What is the number of lines holding the word "sleeping"? Give that number alone.

-- Input material start --

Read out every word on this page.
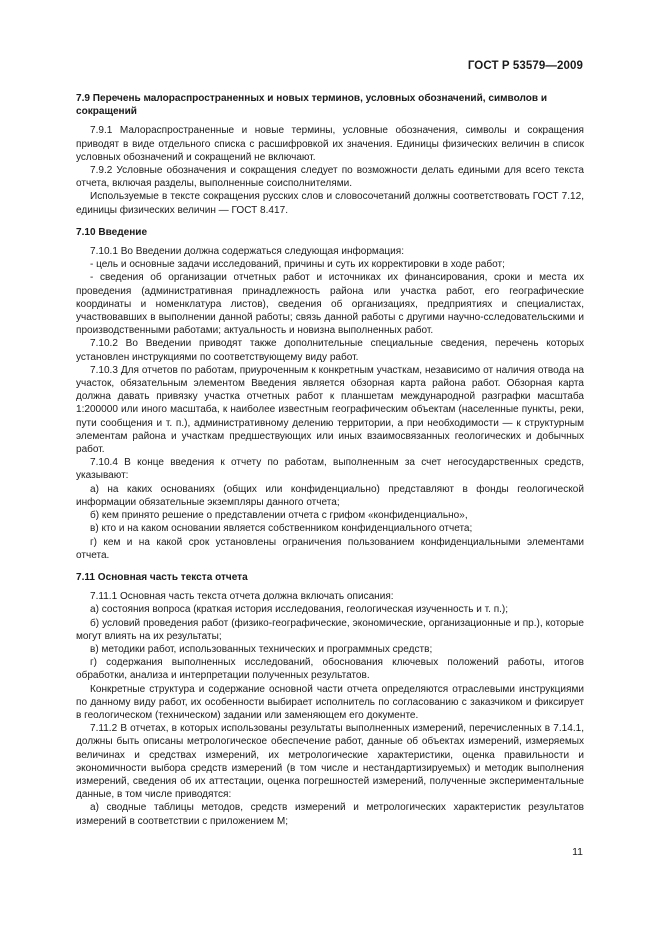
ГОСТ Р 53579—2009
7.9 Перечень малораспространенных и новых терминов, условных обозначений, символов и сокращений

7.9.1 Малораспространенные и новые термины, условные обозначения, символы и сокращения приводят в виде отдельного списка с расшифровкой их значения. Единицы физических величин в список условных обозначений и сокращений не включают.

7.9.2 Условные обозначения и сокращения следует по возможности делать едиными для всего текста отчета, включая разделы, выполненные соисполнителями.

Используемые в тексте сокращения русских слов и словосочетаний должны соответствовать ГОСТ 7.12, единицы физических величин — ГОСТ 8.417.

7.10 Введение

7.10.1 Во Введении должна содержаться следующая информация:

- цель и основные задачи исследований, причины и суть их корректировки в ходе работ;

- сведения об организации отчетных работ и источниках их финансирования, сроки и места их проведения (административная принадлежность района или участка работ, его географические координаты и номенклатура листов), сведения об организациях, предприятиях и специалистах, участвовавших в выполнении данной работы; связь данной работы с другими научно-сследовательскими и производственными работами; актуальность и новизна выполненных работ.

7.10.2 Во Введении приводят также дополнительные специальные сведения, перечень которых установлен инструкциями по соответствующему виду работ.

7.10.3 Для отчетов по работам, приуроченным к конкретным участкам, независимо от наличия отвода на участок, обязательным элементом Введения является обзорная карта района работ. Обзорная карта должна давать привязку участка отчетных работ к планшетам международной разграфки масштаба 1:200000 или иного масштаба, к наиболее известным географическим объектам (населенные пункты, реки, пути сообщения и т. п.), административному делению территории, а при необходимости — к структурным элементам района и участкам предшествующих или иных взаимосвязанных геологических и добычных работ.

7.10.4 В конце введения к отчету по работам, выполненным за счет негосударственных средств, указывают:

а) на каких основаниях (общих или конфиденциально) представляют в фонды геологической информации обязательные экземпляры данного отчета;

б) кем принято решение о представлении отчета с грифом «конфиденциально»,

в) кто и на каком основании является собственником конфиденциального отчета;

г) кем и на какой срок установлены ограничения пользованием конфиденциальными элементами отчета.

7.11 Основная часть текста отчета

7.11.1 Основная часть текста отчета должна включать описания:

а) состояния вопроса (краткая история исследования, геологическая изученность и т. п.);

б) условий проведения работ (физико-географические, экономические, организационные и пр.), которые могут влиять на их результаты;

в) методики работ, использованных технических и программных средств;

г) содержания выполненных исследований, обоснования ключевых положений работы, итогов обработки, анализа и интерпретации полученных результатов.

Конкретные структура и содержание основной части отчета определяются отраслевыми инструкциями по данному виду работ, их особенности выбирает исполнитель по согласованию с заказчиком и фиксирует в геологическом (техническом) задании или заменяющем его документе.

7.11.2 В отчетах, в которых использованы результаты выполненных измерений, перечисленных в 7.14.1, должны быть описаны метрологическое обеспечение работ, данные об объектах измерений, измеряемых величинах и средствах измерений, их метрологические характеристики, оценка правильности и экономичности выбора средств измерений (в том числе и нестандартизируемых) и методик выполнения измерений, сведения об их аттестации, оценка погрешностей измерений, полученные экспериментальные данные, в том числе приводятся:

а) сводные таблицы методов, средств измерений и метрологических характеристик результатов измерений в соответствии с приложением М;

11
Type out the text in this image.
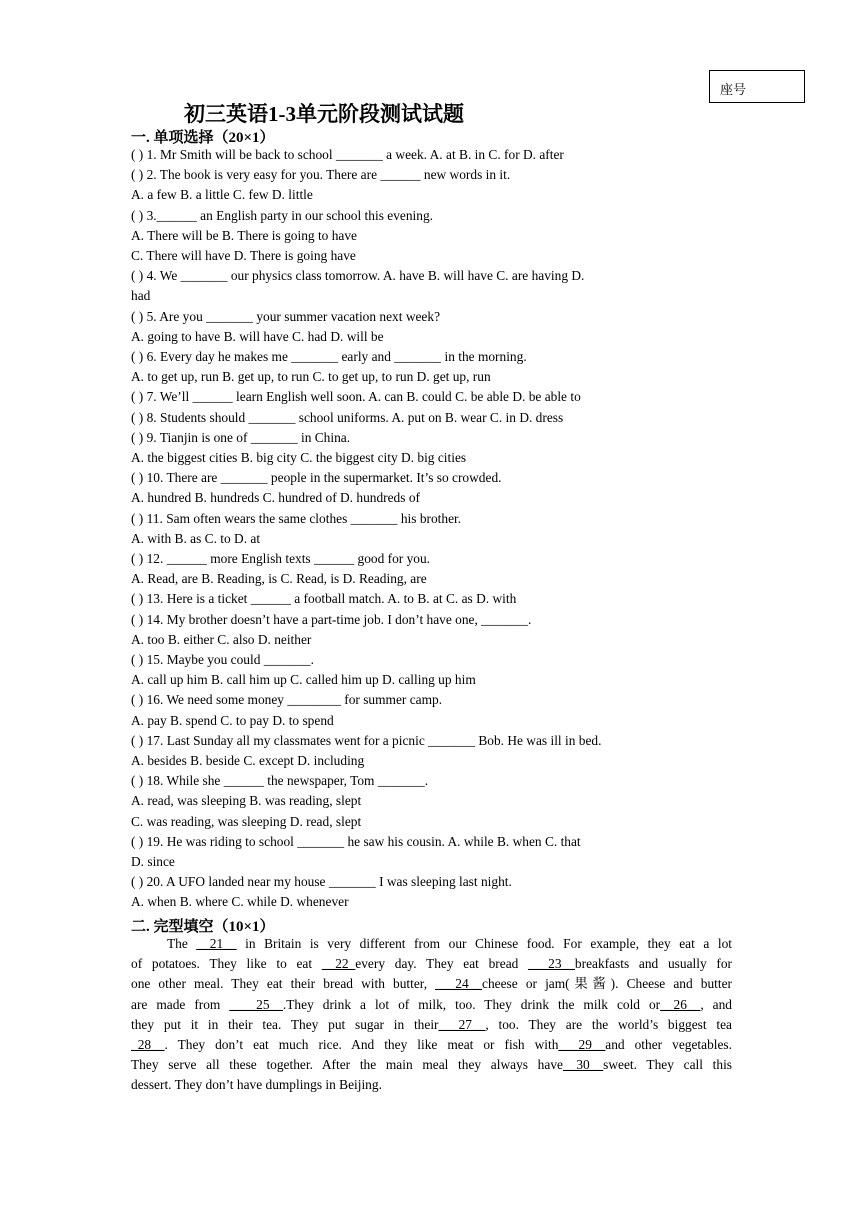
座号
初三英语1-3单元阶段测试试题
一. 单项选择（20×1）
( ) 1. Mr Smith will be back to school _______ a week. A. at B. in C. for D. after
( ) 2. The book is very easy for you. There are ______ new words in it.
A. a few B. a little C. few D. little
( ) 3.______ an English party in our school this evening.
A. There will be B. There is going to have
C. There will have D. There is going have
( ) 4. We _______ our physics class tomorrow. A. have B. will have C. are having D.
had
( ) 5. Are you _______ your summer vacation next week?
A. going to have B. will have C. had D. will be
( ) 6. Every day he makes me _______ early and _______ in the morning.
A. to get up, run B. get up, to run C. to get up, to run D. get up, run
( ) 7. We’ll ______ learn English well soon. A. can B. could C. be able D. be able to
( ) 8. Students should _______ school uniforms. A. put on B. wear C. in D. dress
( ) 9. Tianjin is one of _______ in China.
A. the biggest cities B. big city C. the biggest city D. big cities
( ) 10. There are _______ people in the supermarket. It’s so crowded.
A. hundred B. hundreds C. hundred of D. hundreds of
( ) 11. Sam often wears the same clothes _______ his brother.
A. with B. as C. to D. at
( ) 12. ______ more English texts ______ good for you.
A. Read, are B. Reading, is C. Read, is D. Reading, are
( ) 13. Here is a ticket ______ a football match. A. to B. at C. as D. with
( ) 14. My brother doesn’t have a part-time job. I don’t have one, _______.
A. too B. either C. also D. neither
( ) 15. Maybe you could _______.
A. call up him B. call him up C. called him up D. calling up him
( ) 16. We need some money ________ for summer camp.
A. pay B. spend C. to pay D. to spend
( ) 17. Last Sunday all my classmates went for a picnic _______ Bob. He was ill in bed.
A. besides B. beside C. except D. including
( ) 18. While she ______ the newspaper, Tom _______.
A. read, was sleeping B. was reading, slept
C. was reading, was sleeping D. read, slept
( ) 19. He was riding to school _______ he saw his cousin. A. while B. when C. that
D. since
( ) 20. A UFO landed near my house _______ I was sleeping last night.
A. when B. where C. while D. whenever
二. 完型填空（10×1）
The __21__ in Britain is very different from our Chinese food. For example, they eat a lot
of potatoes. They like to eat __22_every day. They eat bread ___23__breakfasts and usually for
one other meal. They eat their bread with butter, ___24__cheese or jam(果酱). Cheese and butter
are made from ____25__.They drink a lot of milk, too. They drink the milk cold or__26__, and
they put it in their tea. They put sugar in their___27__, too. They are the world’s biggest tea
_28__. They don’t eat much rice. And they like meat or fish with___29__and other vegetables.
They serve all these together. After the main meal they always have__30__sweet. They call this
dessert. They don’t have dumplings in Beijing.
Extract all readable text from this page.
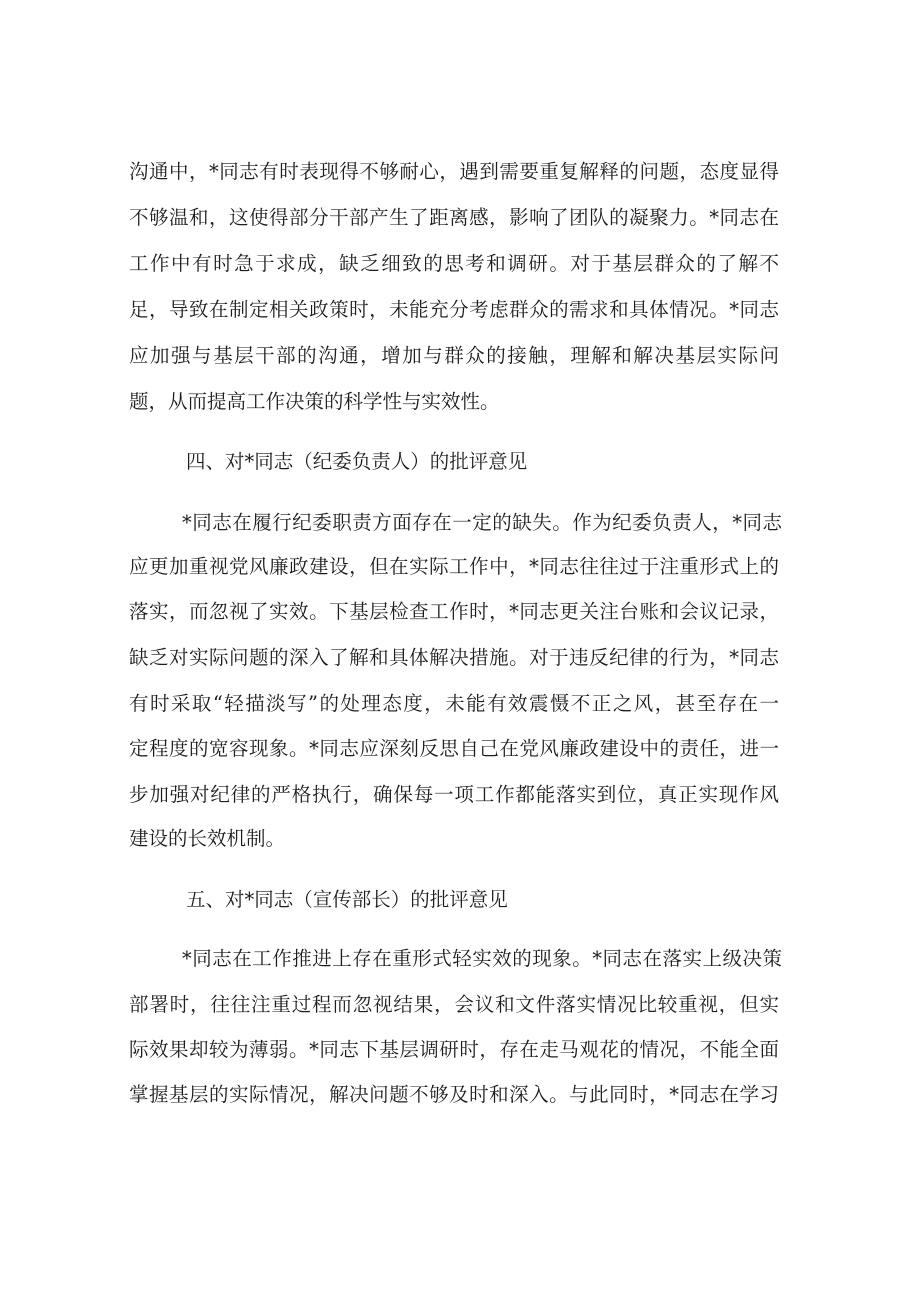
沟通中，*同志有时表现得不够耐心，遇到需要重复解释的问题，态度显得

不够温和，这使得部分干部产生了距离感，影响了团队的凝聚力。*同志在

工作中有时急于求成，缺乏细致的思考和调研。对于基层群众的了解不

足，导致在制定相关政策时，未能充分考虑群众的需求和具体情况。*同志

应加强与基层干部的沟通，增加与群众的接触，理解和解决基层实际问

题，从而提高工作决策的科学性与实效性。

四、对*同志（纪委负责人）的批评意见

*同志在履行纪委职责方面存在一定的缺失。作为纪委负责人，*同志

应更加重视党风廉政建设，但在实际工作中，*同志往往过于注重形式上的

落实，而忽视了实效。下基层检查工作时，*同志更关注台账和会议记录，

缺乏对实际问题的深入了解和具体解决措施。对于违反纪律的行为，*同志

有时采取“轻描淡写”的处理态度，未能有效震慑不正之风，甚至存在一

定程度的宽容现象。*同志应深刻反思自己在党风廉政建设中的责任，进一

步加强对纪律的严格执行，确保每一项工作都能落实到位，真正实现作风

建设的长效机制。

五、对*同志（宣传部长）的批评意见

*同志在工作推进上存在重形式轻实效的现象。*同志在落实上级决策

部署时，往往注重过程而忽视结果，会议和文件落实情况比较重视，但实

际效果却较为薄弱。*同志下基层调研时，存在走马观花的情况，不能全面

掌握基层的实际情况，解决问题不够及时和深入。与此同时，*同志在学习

-- Input material end --

• In response: 3